== Exercise instructions ==
Carry none of the pictures over; set down the material below exactly.

_ _ _ _ _

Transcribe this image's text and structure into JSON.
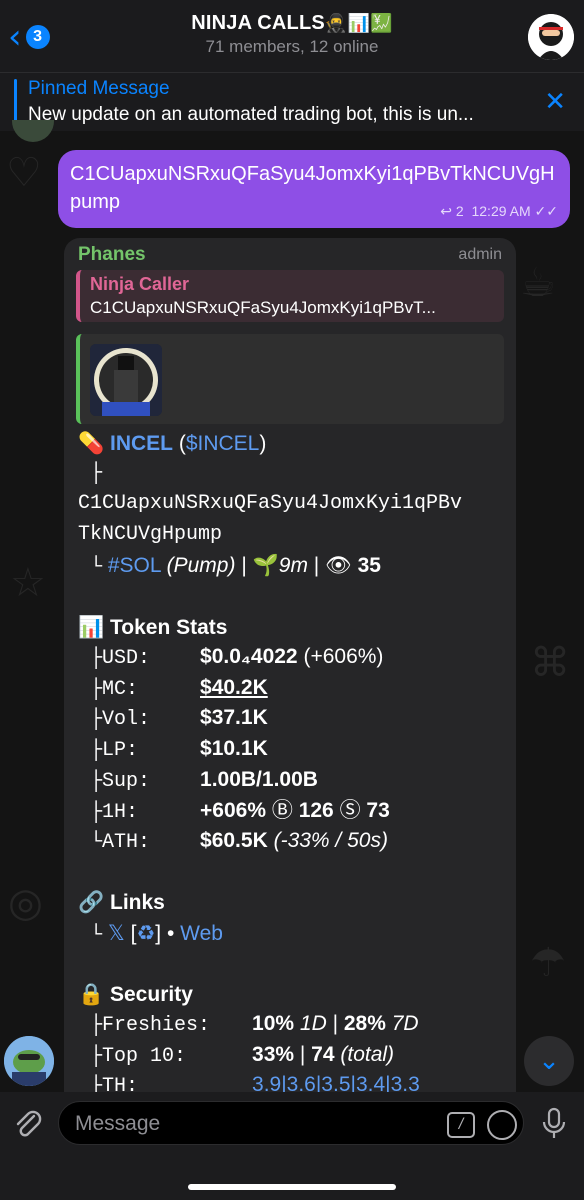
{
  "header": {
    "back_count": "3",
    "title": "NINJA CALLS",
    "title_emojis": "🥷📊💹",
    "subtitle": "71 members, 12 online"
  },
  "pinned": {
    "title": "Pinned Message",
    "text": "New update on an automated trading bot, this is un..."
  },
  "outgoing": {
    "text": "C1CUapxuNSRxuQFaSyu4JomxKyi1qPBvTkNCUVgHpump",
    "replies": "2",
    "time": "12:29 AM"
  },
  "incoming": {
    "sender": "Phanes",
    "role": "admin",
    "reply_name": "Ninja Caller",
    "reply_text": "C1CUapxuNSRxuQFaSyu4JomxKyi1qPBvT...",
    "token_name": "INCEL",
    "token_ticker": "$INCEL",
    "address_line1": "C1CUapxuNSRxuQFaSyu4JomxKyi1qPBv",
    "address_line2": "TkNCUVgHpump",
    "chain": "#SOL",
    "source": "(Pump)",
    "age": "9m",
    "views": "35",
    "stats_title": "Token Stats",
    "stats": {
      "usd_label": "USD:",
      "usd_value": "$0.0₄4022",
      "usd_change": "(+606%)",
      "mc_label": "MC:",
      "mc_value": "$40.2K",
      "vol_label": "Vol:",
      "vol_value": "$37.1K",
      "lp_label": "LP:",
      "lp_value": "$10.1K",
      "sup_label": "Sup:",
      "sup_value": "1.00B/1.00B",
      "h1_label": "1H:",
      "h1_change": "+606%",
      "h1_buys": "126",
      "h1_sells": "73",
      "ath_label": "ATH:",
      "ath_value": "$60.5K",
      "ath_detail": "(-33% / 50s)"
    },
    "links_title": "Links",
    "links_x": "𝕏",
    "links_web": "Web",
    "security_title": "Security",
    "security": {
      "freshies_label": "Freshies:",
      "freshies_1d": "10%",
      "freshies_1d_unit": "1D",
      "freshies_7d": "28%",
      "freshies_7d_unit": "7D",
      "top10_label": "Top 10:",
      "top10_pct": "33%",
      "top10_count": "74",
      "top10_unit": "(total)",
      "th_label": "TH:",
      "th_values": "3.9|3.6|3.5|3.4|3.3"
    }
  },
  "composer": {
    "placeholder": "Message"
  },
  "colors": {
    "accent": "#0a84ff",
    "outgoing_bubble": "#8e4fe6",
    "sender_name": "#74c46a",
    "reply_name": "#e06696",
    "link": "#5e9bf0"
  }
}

_ _ _ _ _

== Written solution ==
Transcribe this image's text and structure into JSON.
{
  "header": {
    "back_count": "3",
    "title": "NINJA CALLS",
    "title_emojis": "🥷📊💹",
    "subtitle": "71 members, 12 online"
  },
  "pinned": {
    "title": "Pinned Message",
    "text": "New update on an automated trading bot, this is un..."
  },
  "outgoing": {
    "text": "C1CUapxuNSRxuQFaSyu4JomxKyi1qPBvTkNCUVgHpump",
    "replies": "2",
    "time": "12:29 AM"
  },
  "incoming": {
    "sender": "Phanes",
    "role": "admin",
    "reply_name": "Ninja Caller",
    "reply_text": "C1CUapxuNSRxuQFaSyu4JomxKyi1qPBvT...",
    "token_name": "INCEL",
    "token_ticker": "$INCEL",
    "address_line1": "C1CUapxuNSRxuQFaSyu4JomxKyi1qPBv",
    "address_line2": "TkNCUVgHpump",
    "chain": "#SOL",
    "source": "(Pump)",
    "age": "9m",
    "views": "35",
    "stats_title": "Token Stats",
    "stats": {
      "usd_label": "USD:",
      "usd_value": "$0.0₄4022",
      "usd_change": "(+606%)",
      "mc_label": "MC:",
      "mc_value": "$40.2K",
      "vol_label": "Vol:",
      "vol_value": "$37.1K",
      "lp_label": "LP:",
      "lp_value": "$10.1K",
      "sup_label": "Sup:",
      "sup_value": "1.00B/1.00B",
      "h1_label": "1H:",
      "h1_change": "+606%",
      "h1_buys": "126",
      "h1_sells": "73",
      "ath_label": "ATH:",
      "ath_value": "$60.5K",
      "ath_detail": "(-33% / 50s)"
    },
    "links_title": "Links",
    "links_x": "𝕏",
    "links_web": "Web",
    "security_title": "Security",
    "security": {
      "freshies_label": "Freshies:",
      "freshies_1d": "10%",
      "freshies_1d_unit": "1D",
      "freshies_7d": "28%",
      "freshies_7d_unit": "7D",
      "top10_label": "Top 10:",
      "top10_pct": "33%",
      "top10_count": "74",
      "top10_unit": "(total)",
      "th_label": "TH:",
      "th_values": "3.9|3.6|3.5|3.4|3.3"
    }
  },
  "composer": {
    "placeholder": "Message"
  },
  "colors": {
    "accent": "#0a84ff",
    "outgoing_bubble": "#8e4fe6",
    "sender_name": "#74c46a",
    "reply_name": "#e06696",
    "link": "#5e9bf0"
  }
}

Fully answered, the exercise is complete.